Exercise aim> Make an exact copy of the entries, and keep any pictures out of it.

Stored rows>
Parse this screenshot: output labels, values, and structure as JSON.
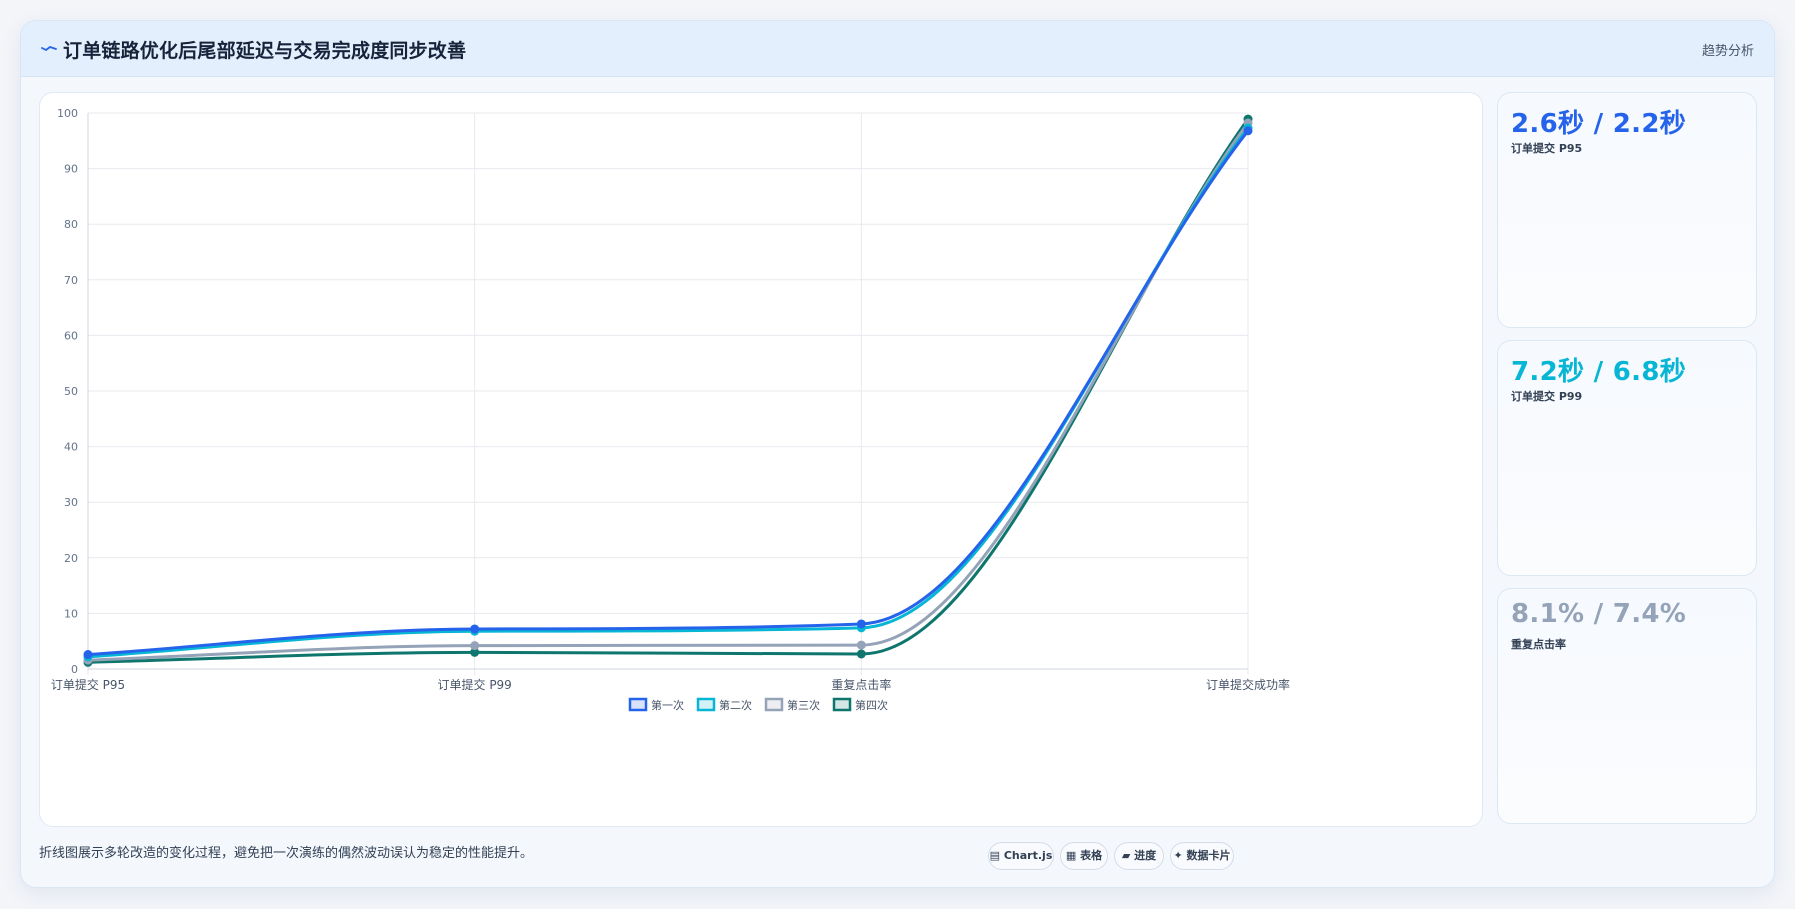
{
  "header": {
    "icon": "trend-line-icon",
    "title": "订单链路优化后尾部延迟与交易完成度同步改善",
    "link_label": "趋势分析"
  },
  "stats": [
    {
      "value": "2.6秒 / 2.2秒",
      "label": "订单提交 P95",
      "color": "#2563eb"
    },
    {
      "value": "7.2秒 / 6.8秒",
      "label": "订单提交 P99",
      "color": "#06b6d4"
    },
    {
      "value": "8.1% / 7.4%",
      "label": "重复点击率",
      "color": "#94a3b8"
    }
  ],
  "footnote": "折线图展示多轮改造的变化过程，避免把一次演练的偶然波动误认为稳定的性能提升。",
  "chips": [
    {
      "icon": "chart-icon",
      "label": "Chart.js"
    },
    {
      "icon": "table-icon",
      "label": "表格"
    },
    {
      "icon": "progress-icon",
      "label": "进度"
    },
    {
      "icon": "sparkle-icon",
      "label": "数据卡片"
    }
  ],
  "chart_data": {
    "type": "line",
    "categories": [
      "订单提交 P95",
      "订单提交 P99",
      "重复点击率",
      "订单提交成功率"
    ],
    "ylim": [
      0,
      100
    ],
    "yticks": [
      0,
      10,
      20,
      30,
      40,
      50,
      60,
      70,
      80,
      90,
      100
    ],
    "grid": true,
    "legend_position": "bottom",
    "series": [
      {
        "name": "第一次",
        "color": "#2563eb",
        "values": [
          2.6,
          7.2,
          8.1,
          96.8
        ]
      },
      {
        "name": "第二次",
        "color": "#06b6d4",
        "values": [
          2.2,
          6.8,
          7.4,
          97.3
        ]
      },
      {
        "name": "第三次",
        "color": "#94a3b8",
        "values": [
          1.6,
          4.2,
          4.3,
          98.2
        ]
      },
      {
        "name": "第四次",
        "color": "#0f766e",
        "values": [
          1.2,
          3.0,
          2.7,
          98.9
        ]
      }
    ]
  }
}
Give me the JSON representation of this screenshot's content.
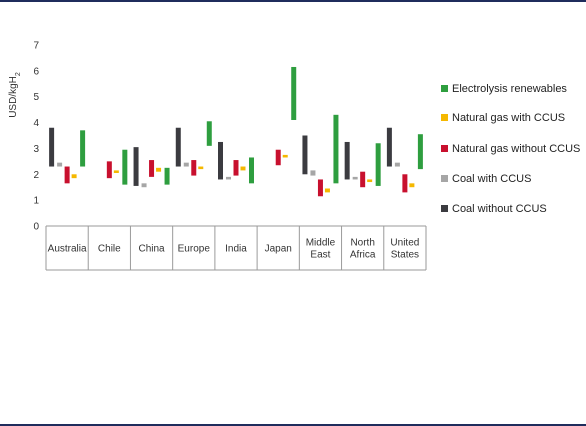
{
  "chart_data": {
    "type": "bar",
    "subtype": "floating-range",
    "ylabel_main": "USD/kgH",
    "ylabel_sub": "2",
    "ylim": [
      0,
      7
    ],
    "yticks": [
      "0",
      "1",
      "2",
      "3",
      "4",
      "5",
      "6",
      "7"
    ],
    "grid": false,
    "legend_position": "right",
    "categories": [
      [
        "Australia"
      ],
      [
        "Chile"
      ],
      [
        "China"
      ],
      [
        "Europe"
      ],
      [
        "India"
      ],
      [
        "Japan"
      ],
      [
        "Middle",
        "East"
      ],
      [
        "North",
        "Africa"
      ],
      [
        "United",
        "States"
      ]
    ],
    "series": [
      {
        "name": "Coal without CCUS",
        "color": "#3b3b40",
        "ranges": [
          [
            2.3,
            3.8
          ],
          null,
          [
            1.55,
            3.05
          ],
          [
            2.3,
            3.8
          ],
          [
            1.8,
            3.25
          ],
          null,
          [
            2.0,
            3.5
          ],
          [
            1.8,
            3.25
          ],
          [
            2.3,
            3.8
          ]
        ]
      },
      {
        "name": "Coal with CCUS",
        "color": "#a6a6a6",
        "ranges": [
          [
            2.3,
            2.45
          ],
          null,
          [
            1.5,
            1.65
          ],
          [
            2.3,
            2.45
          ],
          [
            1.8,
            1.9
          ],
          null,
          [
            1.95,
            2.15
          ],
          [
            1.8,
            1.9
          ],
          [
            2.3,
            2.45
          ]
        ]
      },
      {
        "name": "Natural gas without CCUS",
        "color": "#c8102e",
        "ranges": [
          [
            1.65,
            2.3
          ],
          [
            1.85,
            2.5
          ],
          [
            1.9,
            2.55
          ],
          [
            1.95,
            2.55
          ],
          [
            1.95,
            2.55
          ],
          [
            2.35,
            2.95
          ],
          [
            1.15,
            1.8
          ],
          [
            1.5,
            2.1
          ],
          [
            1.3,
            2.0
          ]
        ]
      },
      {
        "name": "Natural gas with CCUS",
        "color": "#f5b800",
        "ranges": [
          [
            1.85,
            2.0
          ],
          [
            2.05,
            2.15
          ],
          [
            2.1,
            2.25
          ],
          [
            2.2,
            2.3
          ],
          [
            2.15,
            2.3
          ],
          [
            2.65,
            2.75
          ],
          [
            1.3,
            1.45
          ],
          [
            1.7,
            1.8
          ],
          [
            1.5,
            1.65
          ]
        ]
      },
      {
        "name": "Electrolysis renewables",
        "color": "#2e9e3f",
        "ranges": [
          [
            2.3,
            3.7
          ],
          [
            1.6,
            2.95
          ],
          [
            1.6,
            2.25
          ],
          [
            3.1,
            4.05
          ],
          [
            1.65,
            2.65
          ],
          [
            4.1,
            6.15
          ],
          [
            1.65,
            4.3
          ],
          [
            1.55,
            3.2
          ],
          [
            2.2,
            3.55
          ]
        ]
      }
    ],
    "legend_order": [
      "Electrolysis renewables",
      "Natural gas with CCUS",
      "Natural gas without CCUS",
      "Coal with CCUS",
      "Coal without CCUS"
    ]
  }
}
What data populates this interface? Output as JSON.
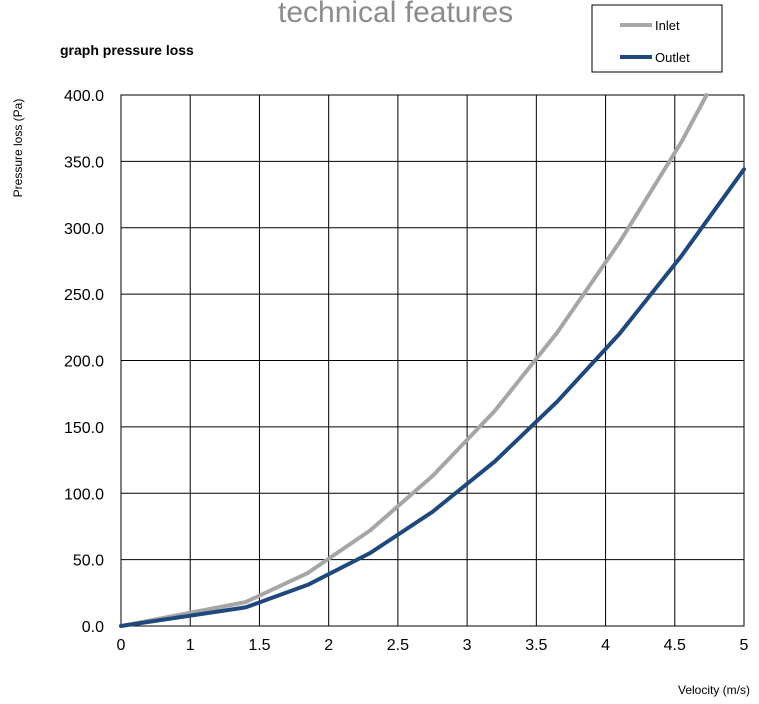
{
  "page": {
    "heading": "technical features"
  },
  "chart_data": {
    "type": "line",
    "title": "graph pressure  loss",
    "xlabel": "Velocity (m/s)",
    "ylabel": "Pressure loss (Pa)",
    "xlim": [
      0,
      5
    ],
    "ylim": [
      0,
      400
    ],
    "x_ticks": [
      "0",
      "1",
      "1.5",
      "2",
      "2.5",
      "3",
      "3.5",
      "4",
      "4.5",
      "5"
    ],
    "y_ticks": [
      "0.0",
      "50.0",
      "100.0",
      "150.0",
      "200.0",
      "250.0",
      "300.0",
      "350.0",
      "400.0"
    ],
    "grid": true,
    "legend": "top-right",
    "series": [
      {
        "name": "Inlet",
        "color": "#a6a6a6",
        "points": [
          [
            0,
            0
          ],
          [
            1,
            18
          ],
          [
            1.5,
            40
          ],
          [
            2,
            72
          ],
          [
            2.5,
            113
          ],
          [
            3,
            162
          ],
          [
            3.5,
            221
          ],
          [
            4,
            289
          ],
          [
            4.5,
            365
          ],
          [
            4.7,
            400
          ]
        ]
      },
      {
        "name": "Outlet",
        "color": "#1f497d",
        "points": [
          [
            0,
            0
          ],
          [
            1,
            14
          ],
          [
            1.5,
            31
          ],
          [
            2,
            55
          ],
          [
            2.5,
            86
          ],
          [
            3,
            124
          ],
          [
            3.5,
            169
          ],
          [
            4,
            220
          ],
          [
            4.5,
            279
          ],
          [
            5,
            344
          ]
        ]
      }
    ]
  }
}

Full response>
Parse this screenshot: output labels, values, and structure as JSON.
{
  "header": {
    "icon": "trend-line-icon",
    "title": "订单链路优化后尾部延迟与交易完成度同步改善",
    "link_label": "趋势分析"
  },
  "stats": [
    {
      "value": "2.6秒 / 2.2秒",
      "label": "订单提交 P95",
      "color": "#2563eb"
    },
    {
      "value": "7.2秒 / 6.8秒",
      "label": "订单提交 P99",
      "color": "#06b6d4"
    },
    {
      "value": "8.1% / 7.4%",
      "label": "重复点击率",
      "color": "#94a3b8"
    }
  ],
  "footnote": "折线图展示多轮改造的变化过程，避免把一次演练的偶然波动误认为稳定的性能提升。",
  "chips": [
    {
      "icon": "chart-icon",
      "label": "Chart.js"
    },
    {
      "icon": "table-icon",
      "label": "表格"
    },
    {
      "icon": "progress-icon",
      "label": "进度"
    },
    {
      "icon": "sparkle-icon",
      "label": "数据卡片"
    }
  ],
  "chart_data": {
    "type": "line",
    "categories": [
      "订单提交 P95",
      "订单提交 P99",
      "重复点击率",
      "订单提交成功率"
    ],
    "ylim": [
      0,
      100
    ],
    "yticks": [
      0,
      10,
      20,
      30,
      40,
      50,
      60,
      70,
      80,
      90,
      100
    ],
    "grid": true,
    "legend_position": "bottom",
    "series": [
      {
        "name": "第一次",
        "color": "#2563eb",
        "values": [
          2.6,
          7.2,
          8.1,
          96.8
        ]
      },
      {
        "name": "第二次",
        "color": "#06b6d4",
        "values": [
          2.2,
          6.8,
          7.4,
          97.3
        ]
      },
      {
        "name": "第三次",
        "color": "#94a3b8",
        "values": [
          1.6,
          4.2,
          4.3,
          98.2
        ]
      },
      {
        "name": "第四次",
        "color": "#0f766e",
        "values": [
          1.2,
          3.0,
          2.7,
          98.9
        ]
      }
    ]
  }
}
Give me the JSON representation of this screenshot's content.
{
  "chart_data": {
    "type": "bar",
    "subtype": "floating-range",
    "ylabel_main": "USD/kgH",
    "ylabel_sub": "2",
    "ylim": [
      0,
      7
    ],
    "yticks": [
      "0",
      "1",
      "2",
      "3",
      "4",
      "5",
      "6",
      "7"
    ],
    "grid": false,
    "legend_position": "right",
    "categories": [
      [
        "Australia"
      ],
      [
        "Chile"
      ],
      [
        "China"
      ],
      [
        "Europe"
      ],
      [
        "India"
      ],
      [
        "Japan"
      ],
      [
        "Middle",
        "East"
      ],
      [
        "North",
        "Africa"
      ],
      [
        "United",
        "States"
      ]
    ],
    "series": [
      {
        "name": "Coal without CCUS",
        "color": "#3b3b40",
        "ranges": [
          [
            2.3,
            3.8
          ],
          null,
          [
            1.55,
            3.05
          ],
          [
            2.3,
            3.8
          ],
          [
            1.8,
            3.25
          ],
          null,
          [
            2.0,
            3.5
          ],
          [
            1.8,
            3.25
          ],
          [
            2.3,
            3.8
          ]
        ]
      },
      {
        "name": "Coal with CCUS",
        "color": "#a6a6a6",
        "ranges": [
          [
            2.3,
            2.45
          ],
          null,
          [
            1.5,
            1.65
          ],
          [
            2.3,
            2.45
          ],
          [
            1.8,
            1.9
          ],
          null,
          [
            1.95,
            2.15
          ],
          [
            1.8,
            1.9
          ],
          [
            2.3,
            2.45
          ]
        ]
      },
      {
        "name": "Natural gas without CCUS",
        "color": "#c8102e",
        "ranges": [
          [
            1.65,
            2.3
          ],
          [
            1.85,
            2.5
          ],
          [
            1.9,
            2.55
          ],
          [
            1.95,
            2.55
          ],
          [
            1.95,
            2.55
          ],
          [
            2.35,
            2.95
          ],
          [
            1.15,
            1.8
          ],
          [
            1.5,
            2.1
          ],
          [
            1.3,
            2.0
          ]
        ]
      },
      {
        "name": "Natural gas with CCUS",
        "color": "#f5b800",
        "ranges": [
          [
            1.85,
            2.0
          ],
          [
            2.05,
            2.15
          ],
          [
            2.1,
            2.25
          ],
          [
            2.2,
            2.3
          ],
          [
            2.15,
            2.3
          ],
          [
            2.65,
            2.75
          ],
          [
            1.3,
            1.45
          ],
          [
            1.7,
            1.8
          ],
          [
            1.5,
            1.65
          ]
        ]
      },
      {
        "name": "Electrolysis renewables",
        "color": "#2e9e3f",
        "ranges": [
          [
            2.3,
            3.7
          ],
          [
            1.6,
            2.95
          ],
          [
            1.6,
            2.25
          ],
          [
            3.1,
            4.05
          ],
          [
            1.65,
            2.65
          ],
          [
            4.1,
            6.15
          ],
          [
            1.65,
            4.3
          ],
          [
            1.55,
            3.2
          ],
          [
            2.2,
            3.55
          ]
        ]
      }
    ],
    "legend_order": [
      "Electrolysis renewables",
      "Natural gas with CCUS",
      "Natural gas without CCUS",
      "Coal with CCUS",
      "Coal without CCUS"
    ]
  }
}
What data populates this interface? Output as JSON.
{
  "page": {
    "heading": "technical features"
  },
  "chart_data": {
    "type": "line",
    "title": "graph pressure  loss",
    "xlabel": "Velocity (m/s)",
    "ylabel": "Pressure loss (Pa)",
    "xlim": [
      0,
      5
    ],
    "ylim": [
      0,
      400
    ],
    "x_ticks": [
      "0",
      "1",
      "1.5",
      "2",
      "2.5",
      "3",
      "3.5",
      "4",
      "4.5",
      "5"
    ],
    "y_ticks": [
      "0.0",
      "50.0",
      "100.0",
      "150.0",
      "200.0",
      "250.0",
      "300.0",
      "350.0",
      "400.0"
    ],
    "grid": true,
    "legend": "top-right",
    "series": [
      {
        "name": "Inlet",
        "color": "#a6a6a6",
        "points": [
          [
            0,
            0
          ],
          [
            1,
            18
          ],
          [
            1.5,
            40
          ],
          [
            2,
            72
          ],
          [
            2.5,
            113
          ],
          [
            3,
            162
          ],
          [
            3.5,
            221
          ],
          [
            4,
            289
          ],
          [
            4.5,
            365
          ],
          [
            4.7,
            400
          ]
        ]
      },
      {
        "name": "Outlet",
        "color": "#1f497d",
        "points": [
          [
            0,
            0
          ],
          [
            1,
            14
          ],
          [
            1.5,
            31
          ],
          [
            2,
            55
          ],
          [
            2.5,
            86
          ],
          [
            3,
            124
          ],
          [
            3.5,
            169
          ],
          [
            4,
            220
          ],
          [
            4.5,
            279
          ],
          [
            5,
            344
          ]
        ]
      }
    ]
  }
}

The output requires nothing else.